GIVEN INFORMATION –
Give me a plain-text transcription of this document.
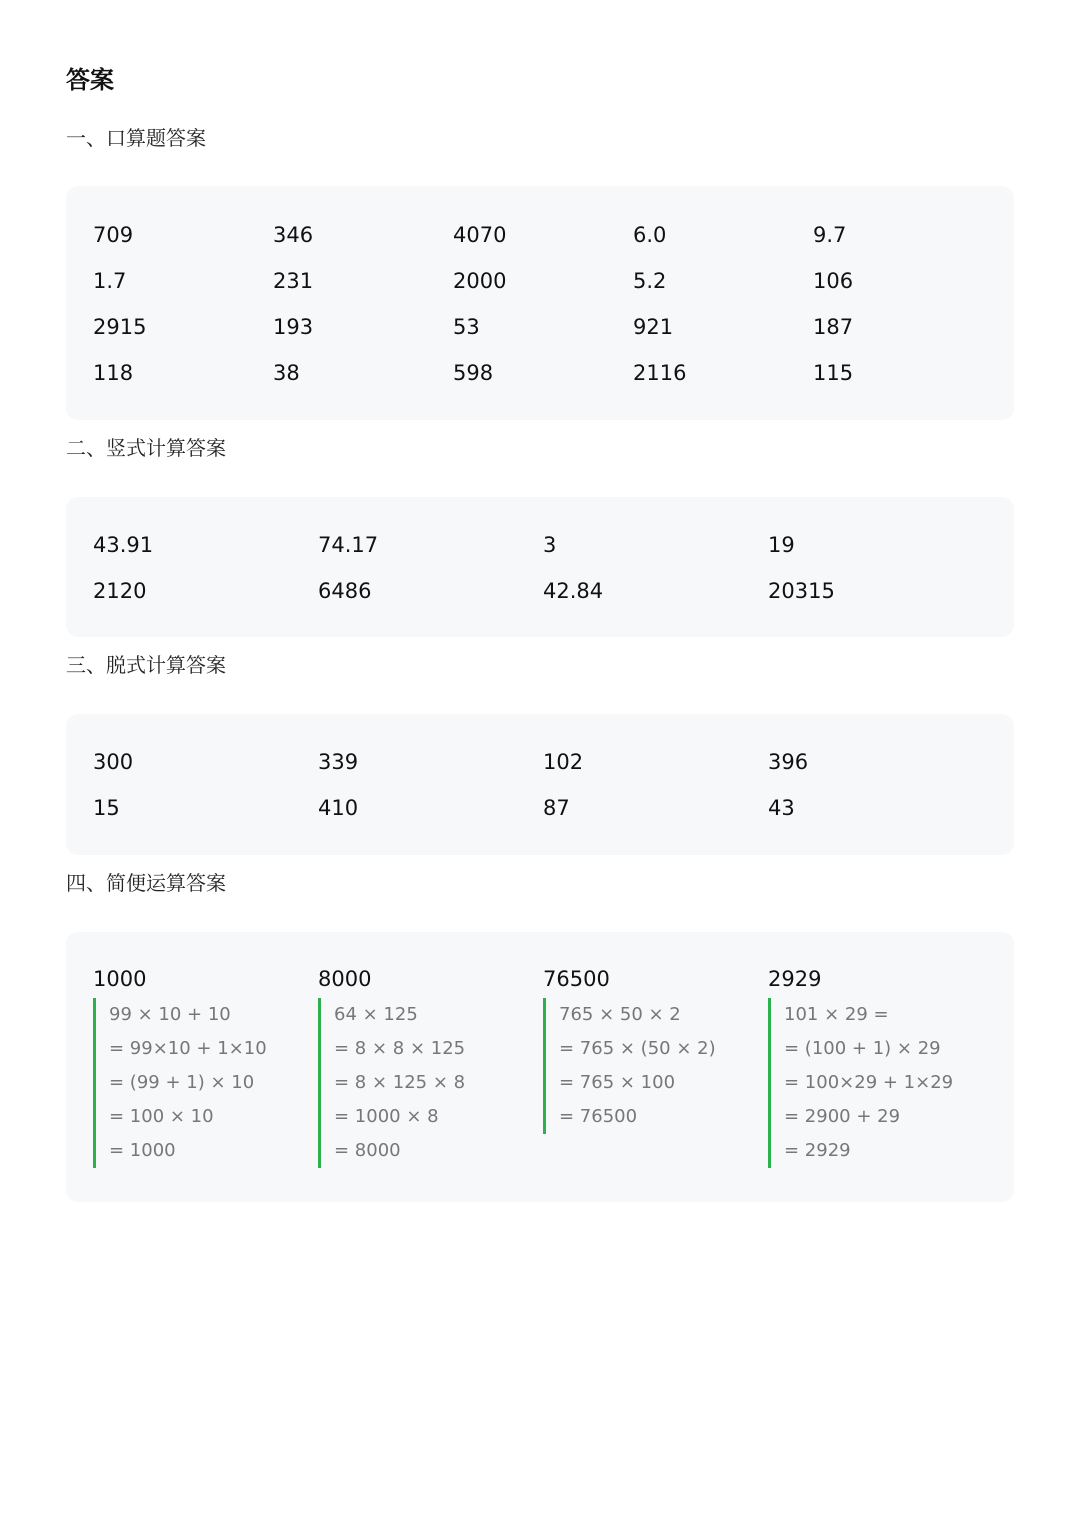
答案
一、口算题答案
709	346	4070	6.0	9.7
1.7	231	2000	5.2	106
2915	193	53	921	187
118	38	598	2116	115
二、竖式计算答案
43.91	74.17	3	19
2120	6486	42.84	20315
三、脱式计算答案
300	339	102	396
15	410	87	43
四、简便运算答案
1000
99 × 10 + 10
= 99×10 + 1×10
= (99 + 1) × 10
= 100 × 10
= 1000
8000
64 × 125
= 8 × 8 × 125
= 8 × 125 × 8
= 1000 × 8
= 8000
76500
765 × 50 × 2
= 765 × (50 × 2)
= 765 × 100
= 76500
2929
101 × 29 =
= (100 + 1) × 29
= 100×29 + 1×29
= 2900 + 29
= 2929
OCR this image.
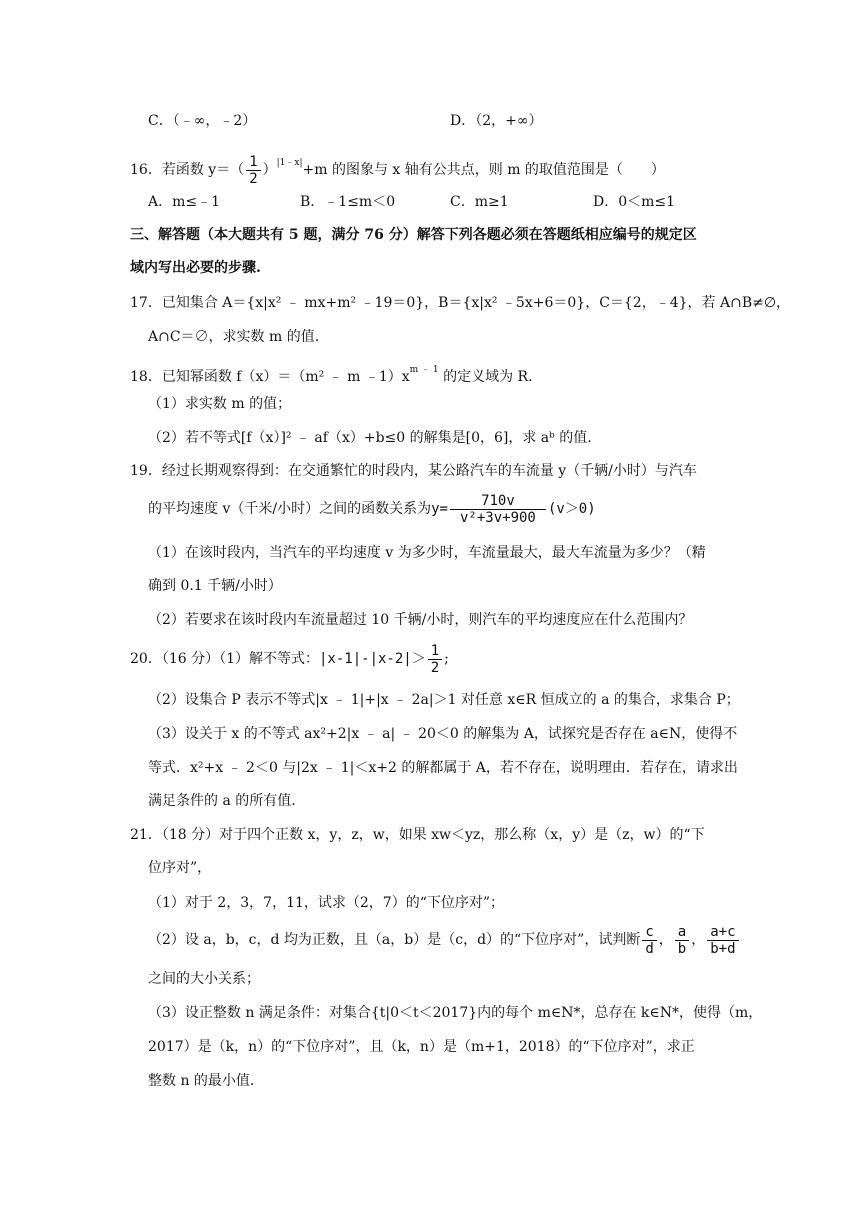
C．（﹣∞，﹣2）	D．（2，+∞）
16．若函数 $y=( \frac{1}{2} )^{|1﹣x|}+m$ 的图象与 x 轴有公共点，则 m 的取值范围是（　　）
A．m≤﹣1	B．﹣1≤m＜0	C．m≥1	D．0＜m≤1
三、解答题（本大题共有 5 题，满分 76 分）解答下列各题必须在答题纸相应编号的规定区
域内写出必要的步骤.
17．已知集合 A＝{x|x² ﹣ mx+m² ﹣19＝0}，B＝{x|x² ﹣5x+6＝0}，C＝{2，﹣4}，若 A∩B≠∅，
A∩C＝∅，求实数 m 的值.
18．已知幂函数 f（x）＝（m² ﹣ m $﹣1)x^{m ﹣ 1}$ 的定义域为 R.
（1）求实数 m 的值；
（2）若不等式[f（x）]² ﹣ af（x）+b≤0 的解集是[0，6]，求 aᵇ 的值.
19．经过长期观察得到：在交通繁忙的时段内，某公路汽车的车流量 y（千辆/小时）与汽车
的平均速度 v（千米/小时）之间的函数关系为$y= \frac{710v}{\text{v²+3v+900}} (v>0)$
（1）在该时段内，当汽车的平均速度 v 为多少时，车流量最大，最大车流量为多少？（精
确到 0.1 千辆/小时）
（2）若要求在该时段内车流量超过 10 千辆/小时，则汽车的平均速度应在什么范围内？
20．（16 分）（1）解不等式：$|x-1|-|x-2|> \frac{1}{2}$ ;
（2）设集合 P 表示不等式|x ﹣ 1|+|x ﹣ 2a|＞1 对任意 x∈R 恒成立的 a 的集合，求集合 P；
（3）设关于 x 的不等式 ax²+2|x ﹣ a| ﹣ 20＜0 的解集为 A，试探究是否存在 a∈N，使得不
等式．x²+x ﹣ 2＜0 与|2x ﹣ 1|＜x+2 的解都属于 A，若不存在，说明理由．若存在，请求出
满足条件的 a 的所有值.
21．（18 分）对于四个正数 x，y，z，w，如果 xw＜yz，那么称（x，y）是（z，w）的“下
位序对”，
（1）对于 2，3，7，11，试求（2，7）的“下位序对”；
（2）设 a，b，c，d 均为正数，且（a，b）是（c，d）的“下位序对”，试判断 $\frac{c}{d}$ ， $\frac{a}{b}$ ， $\frac{a+c}{b+d}$
之间的大小关系；
（3）设正整数 n 满足条件：对集合{t|0＜t＜2017}内的每个 m∈N*，总存在 k∈N*，使得（m，
2017）是（k，n）的“下位序对”，且（k，n）是（m+1，2018）的“下位序对”，求正
整数 n 的最小值.
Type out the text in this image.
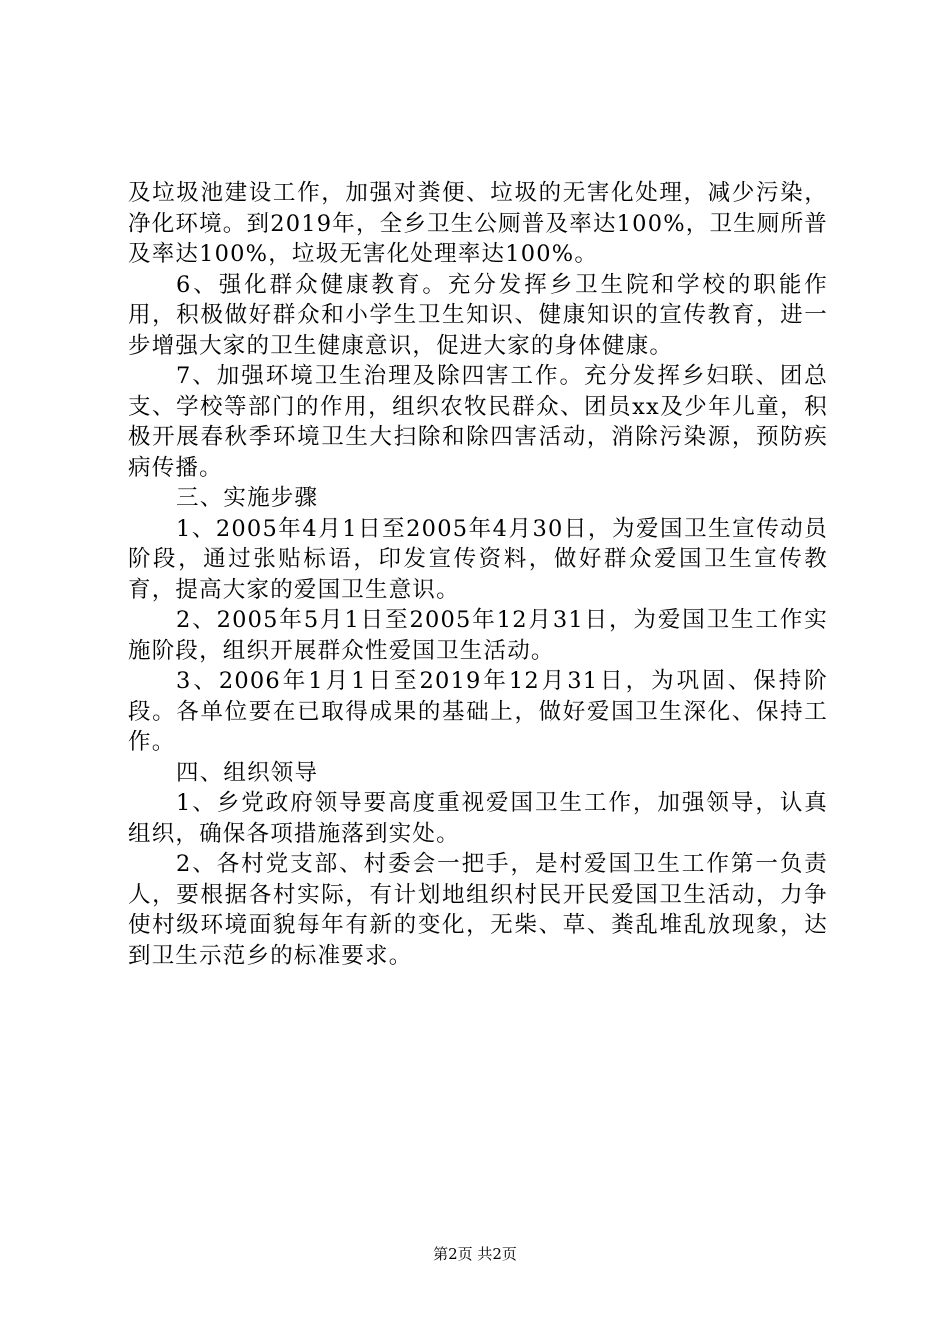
及垃圾池建设工作，加强对粪便、垃圾的无害化处理，减少污染，净化环境。到2019年，全乡卫生公厕普及率达100%，卫生厕所普及率达100%，垃圾无害化处理率达100%。

6、强化群众健康教育。充分发挥乡卫生院和学校的职能作用，积极做好群众和小学生卫生知识、健康知识的宣传教育，进一步增强大家的卫生健康意识，促进大家的身体健康。

7、加强环境卫生治理及除四害工作。充分发挥乡妇联、团总支、学校等部门的作用，组织农牧民群众、团员xx及少年儿童，积极开展春秋季环境卫生大扫除和除四害活动，消除污染源，预防疾病传播。

三、实施步骤

1、2005年4月1日至2005年4月30日，为爱国卫生宣传动员阶段，通过张贴标语，印发宣传资料，做好群众爱国卫生宣传教育，提高大家的爱国卫生意识。

2、2005年5月1日至2005年12月31日，为爱国卫生工作实施阶段，组织开展群众性爱国卫生活动。

3、2006年1月1日至2019年12月31日，为巩固、保持阶段。各单位要在已取得成果的基础上，做好爱国卫生深化、保持工作。

四、组织领导

1、乡党政府领导要高度重视爱国卫生工作，加强领导，认真组织，确保各项措施落到实处。

2、各村党支部、村委会一把手，是村爱国卫生工作第一负责人，要根据各村实际，有计划地组织村民开民爱国卫生活动，力争使村级环境面貌每年有新的变化，无柴、草、粪乱堆乱放现象，达到卫生示范乡的标准要求。

第2页 共2页
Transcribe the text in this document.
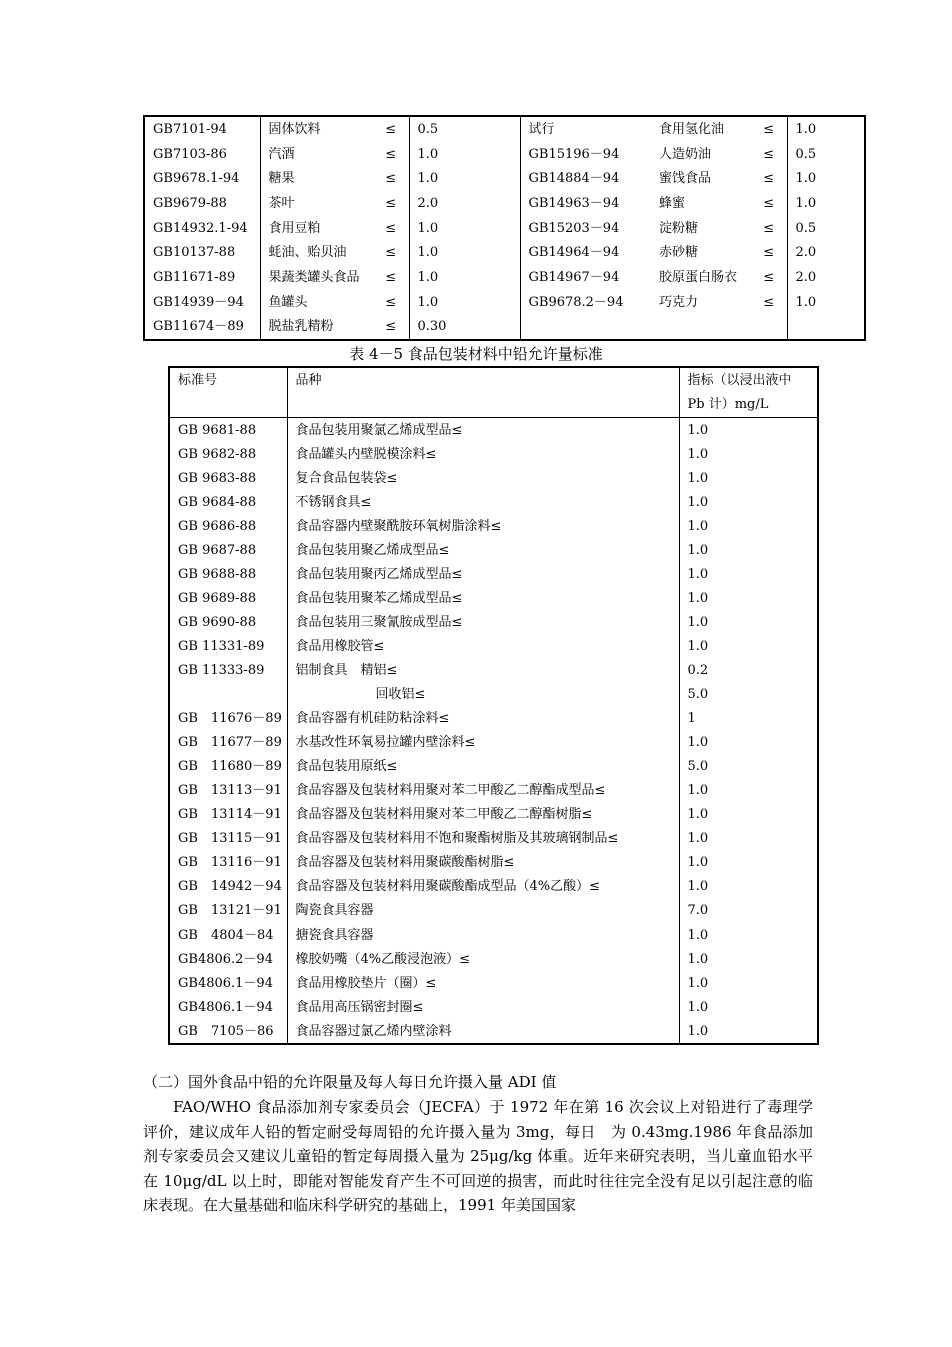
GB7101-94	固体饮料	≤	0.5	试行	食用氢化油	≤	1.0
GB7103-86	汽酒	≤	1.0	GB15196－94	人造奶油	≤	0.5
GB9678.1-94	糖果	≤	1.0	GB14884－94	蜜饯食品	≤	1.0
GB9679-88	茶叶	≤	2.0	GB14963－94	蜂蜜	≤	1.0
GB14932.1-94	食用豆粕	≤	1.0	GB15203－94	淀粉糖	≤	0.5
GB10137-88	蚝油、贻贝油	≤	1.0	GB14964－94	赤砂糖	≤	2.0
GB11671-89	果蔬类罐头食品	≤	1.0	GB14967－94	胶原蛋白肠衣	≤	2.0
GB14939－94	鱼罐头	≤	1.0	GB9678.2－94	巧克力	≤	1.0
GB11674－89	脱盐乳精粉	≤	0.30				
表 4－5 食品包装材料中铅允许量标准
标准号	品种	指标（以浸出液中
		Pb 计）mg/L
GB 9681-88	食品包装用聚氯乙烯成型品≤	1.0
GB 9682-88	食品罐头内壁脱模涂料≤	1.0
GB 9683-88	复合食品包装袋≤	1.0
GB 9684-88	不锈钢食具≤	1.0
GB 9686-88	食品容器内壁聚酰胺环氧树脂涂料≤	1.0
GB 9687-88	食品包装用聚乙烯成型品≤	1.0
GB 9688-88	食品包装用聚丙乙烯成型品≤	1.0
GB 9689-88	食品包装用聚苯乙烯成型品≤	1.0
GB 9690-88	食品包装用三聚氰胺成型品≤	1.0
GB 11331-89	食品用橡胶管≤	1.0
GB 11333-89	铝制食具　精铝≤	0.2
	回收铝≤	5.0
GB　11676－89	食品容器有机硅防粘涂料≤	1
GB　11677－89	水基改性环氧易拉罐内壁涂料≤	1.0
GB　11680－89	食品包装用原纸≤	5.0
GB　13113－91	食品容器及包装材料用聚对苯二甲酸乙二醇酯成型品≤	1.0
GB　13114－91	食品容器及包装材料用聚对苯二甲酸乙二醇酯树脂≤	1.0
GB　13115－91	食品容器及包装材料用不饱和聚酯树脂及其玻璃钢制品≤	1.0
GB　13116－91	食品容器及包装材料用聚碳酸酯树脂≤	1.0
GB　14942－94	食品容器及包装材料用聚碳酸酯成型品（4%乙酸）≤	1.0
GB　13121－91	陶瓷食具容器	7.0
GB　4804－84	搪瓷食具容器	1.0
GB4806.2－94	橡胶奶嘴（4%乙酸浸泡液）≤	1.0
GB4806.1－94	食品用橡胶垫片（圈）≤	1.0
GB4806.1－94	食品用高压锅密封圈≤	1.0
GB　7105－86	食品容器过氯乙烯内壁涂料	1.0
（二）国外食品中铅的允许限量及每人每日允许摄入量 ADI 值
FAO/WHO 食品添加剂专家委员会（JECFA）于 1972 年在第 16 次会议上对铅进行了毒理学评价，建议成年人铅的暂定耐受每周铅的允许摄入量为 3mg，每日　为 0.43mg.1986 年食品添加剂专家委员会又建议儿童铅的暂定每周摄入量为 25μg/kg 体重。近年来研究表明，当儿童血铅水平在 10μg/dL 以上时，即能对智能发育产生不可回逆的损害，而此时往往完全没有足以引起注意的临床表现。在大量基础和临床科学研究的基础上，1991 年美国国家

TASK STATEMENT – Scan the material for lines with the word "this", and copy each line you find.

THE COMPLETED TASK –
Give me a plain-text transcription of this document.
OCR this image.
Type out the text in this image.
Transcribe the text in this document.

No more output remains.